# Material for this exercise:
::::::::
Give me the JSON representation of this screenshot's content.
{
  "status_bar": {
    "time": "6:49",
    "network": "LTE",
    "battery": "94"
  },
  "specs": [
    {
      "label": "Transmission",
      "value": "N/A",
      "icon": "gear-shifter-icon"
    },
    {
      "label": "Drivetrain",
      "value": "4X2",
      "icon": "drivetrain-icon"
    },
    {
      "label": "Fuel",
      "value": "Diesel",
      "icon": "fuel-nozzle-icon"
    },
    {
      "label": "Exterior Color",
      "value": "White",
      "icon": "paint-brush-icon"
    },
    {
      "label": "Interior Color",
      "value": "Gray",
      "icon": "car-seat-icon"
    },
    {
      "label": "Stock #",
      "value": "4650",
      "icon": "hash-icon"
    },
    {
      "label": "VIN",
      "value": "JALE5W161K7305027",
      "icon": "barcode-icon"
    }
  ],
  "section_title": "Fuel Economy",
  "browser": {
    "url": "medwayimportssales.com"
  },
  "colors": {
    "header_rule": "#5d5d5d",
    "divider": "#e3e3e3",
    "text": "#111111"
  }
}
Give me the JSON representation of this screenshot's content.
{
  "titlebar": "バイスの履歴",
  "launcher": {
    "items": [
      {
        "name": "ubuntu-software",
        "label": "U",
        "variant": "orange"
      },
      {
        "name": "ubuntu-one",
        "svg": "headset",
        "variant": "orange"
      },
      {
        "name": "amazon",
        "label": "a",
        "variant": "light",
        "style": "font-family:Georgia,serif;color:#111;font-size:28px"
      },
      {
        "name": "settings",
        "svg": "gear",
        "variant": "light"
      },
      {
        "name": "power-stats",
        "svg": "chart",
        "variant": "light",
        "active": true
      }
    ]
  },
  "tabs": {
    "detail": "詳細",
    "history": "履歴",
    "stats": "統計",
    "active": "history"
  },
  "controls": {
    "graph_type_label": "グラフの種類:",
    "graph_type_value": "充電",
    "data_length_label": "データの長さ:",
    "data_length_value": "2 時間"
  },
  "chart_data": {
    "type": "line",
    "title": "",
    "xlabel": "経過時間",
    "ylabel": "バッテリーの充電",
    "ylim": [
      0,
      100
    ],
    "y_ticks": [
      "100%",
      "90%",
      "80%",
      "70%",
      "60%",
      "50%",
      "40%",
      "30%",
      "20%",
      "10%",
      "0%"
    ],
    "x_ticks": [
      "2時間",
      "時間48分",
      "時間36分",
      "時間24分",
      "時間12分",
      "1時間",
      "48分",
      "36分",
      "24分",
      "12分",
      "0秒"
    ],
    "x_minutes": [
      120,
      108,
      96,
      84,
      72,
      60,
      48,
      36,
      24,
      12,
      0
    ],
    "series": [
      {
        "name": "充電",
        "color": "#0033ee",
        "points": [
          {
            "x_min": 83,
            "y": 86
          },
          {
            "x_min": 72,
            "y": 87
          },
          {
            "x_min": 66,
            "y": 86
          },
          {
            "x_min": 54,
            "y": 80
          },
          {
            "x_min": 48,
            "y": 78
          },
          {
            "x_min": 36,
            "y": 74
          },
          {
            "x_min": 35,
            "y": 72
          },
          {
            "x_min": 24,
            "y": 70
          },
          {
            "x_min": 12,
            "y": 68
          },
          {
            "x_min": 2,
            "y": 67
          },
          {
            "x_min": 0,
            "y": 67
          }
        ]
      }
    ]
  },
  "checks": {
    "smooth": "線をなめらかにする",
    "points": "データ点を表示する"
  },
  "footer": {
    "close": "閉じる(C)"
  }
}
::::::::
# Your objective:
Exactly as they are written, print the entries again.

# Complete answer:
Give me the JSON representation of this screenshot's content.
{
  "status_bar": {
    "time": "6:49",
    "network": "LTE",
    "battery": "94"
  },
  "specs": [
    {
      "label": "Transmission",
      "value": "N/A",
      "icon": "gear-shifter-icon"
    },
    {
      "label": "Drivetrain",
      "value": "4X2",
      "icon": "drivetrain-icon"
    },
    {
      "label": "Fuel",
      "value": "Diesel",
      "icon": "fuel-nozzle-icon"
    },
    {
      "label": "Exterior Color",
      "value": "White",
      "icon": "paint-brush-icon"
    },
    {
      "label": "Interior Color",
      "value": "Gray",
      "icon": "car-seat-icon"
    },
    {
      "label": "Stock #",
      "value": "4650",
      "icon": "hash-icon"
    },
    {
      "label": "VIN",
      "value": "JALE5W161K7305027",
      "icon": "barcode-icon"
    }
  ],
  "section_title": "Fuel Economy",
  "browser": {
    "url": "medwayimportssales.com"
  },
  "colors": {
    "header_rule": "#5d5d5d",
    "divider": "#e3e3e3",
    "text": "#111111"
  }
}
Give me the JSON representation of this screenshot's content.
{
  "titlebar": "バイスの履歴",
  "launcher": {
    "items": [
      {
        "name": "ubuntu-software",
        "label": "U",
        "variant": "orange"
      },
      {
        "name": "ubuntu-one",
        "svg": "headset",
        "variant": "orange"
      },
      {
        "name": "amazon",
        "label": "a",
        "variant": "light",
        "style": "font-family:Georgia,serif;color:#111;font-size:28px"
      },
      {
        "name": "settings",
        "svg": "gear",
        "variant": "light"
      },
      {
        "name": "power-stats",
        "svg": "chart",
        "variant": "light",
        "active": true
      }
    ]
  },
  "tabs": {
    "detail": "詳細",
    "history": "履歴",
    "stats": "統計",
    "active": "history"
  },
  "controls": {
    "graph_type_label": "グラフの種類:",
    "graph_type_value": "充電",
    "data_length_label": "データの長さ:",
    "data_length_value": "2 時間"
  },
  "chart_data": {
    "type": "line",
    "title": "",
    "xlabel": "経過時間",
    "ylabel": "バッテリーの充電",
    "ylim": [
      0,
      100
    ],
    "y_ticks": [
      "100%",
      "90%",
      "80%",
      "70%",
      "60%",
      "50%",
      "40%",
      "30%",
      "20%",
      "10%",
      "0%"
    ],
    "x_ticks": [
      "2時間",
      "時間48分",
      "時間36分",
      "時間24分",
      "時間12分",
      "1時間",
      "48分",
      "36分",
      "24分",
      "12分",
      "0秒"
    ],
    "x_minutes": [
      120,
      108,
      96,
      84,
      72,
      60,
      48,
      36,
      24,
      12,
      0
    ],
    "series": [
      {
        "name": "充電",
        "color": "#0033ee",
        "points": [
          {
            "x_min": 83,
            "y": 86
          },
          {
            "x_min": 72,
            "y": 87
          },
          {
            "x_min": 66,
            "y": 86
          },
          {
            "x_min": 54,
            "y": 80
          },
          {
            "x_min": 48,
            "y": 78
          },
          {
            "x_min": 36,
            "y": 74
          },
          {
            "x_min": 35,
            "y": 72
          },
          {
            "x_min": 24,
            "y": 70
          },
          {
            "x_min": 12,
            "y": 68
          },
          {
            "x_min": 2,
            "y": 67
          },
          {
            "x_min": 0,
            "y": 67
          }
        ]
      }
    ]
  },
  "checks": {
    "smooth": "線をなめらかにする",
    "points": "データ点を表示する"
  },
  "footer": {
    "close": "閉じる(C)"
  }
}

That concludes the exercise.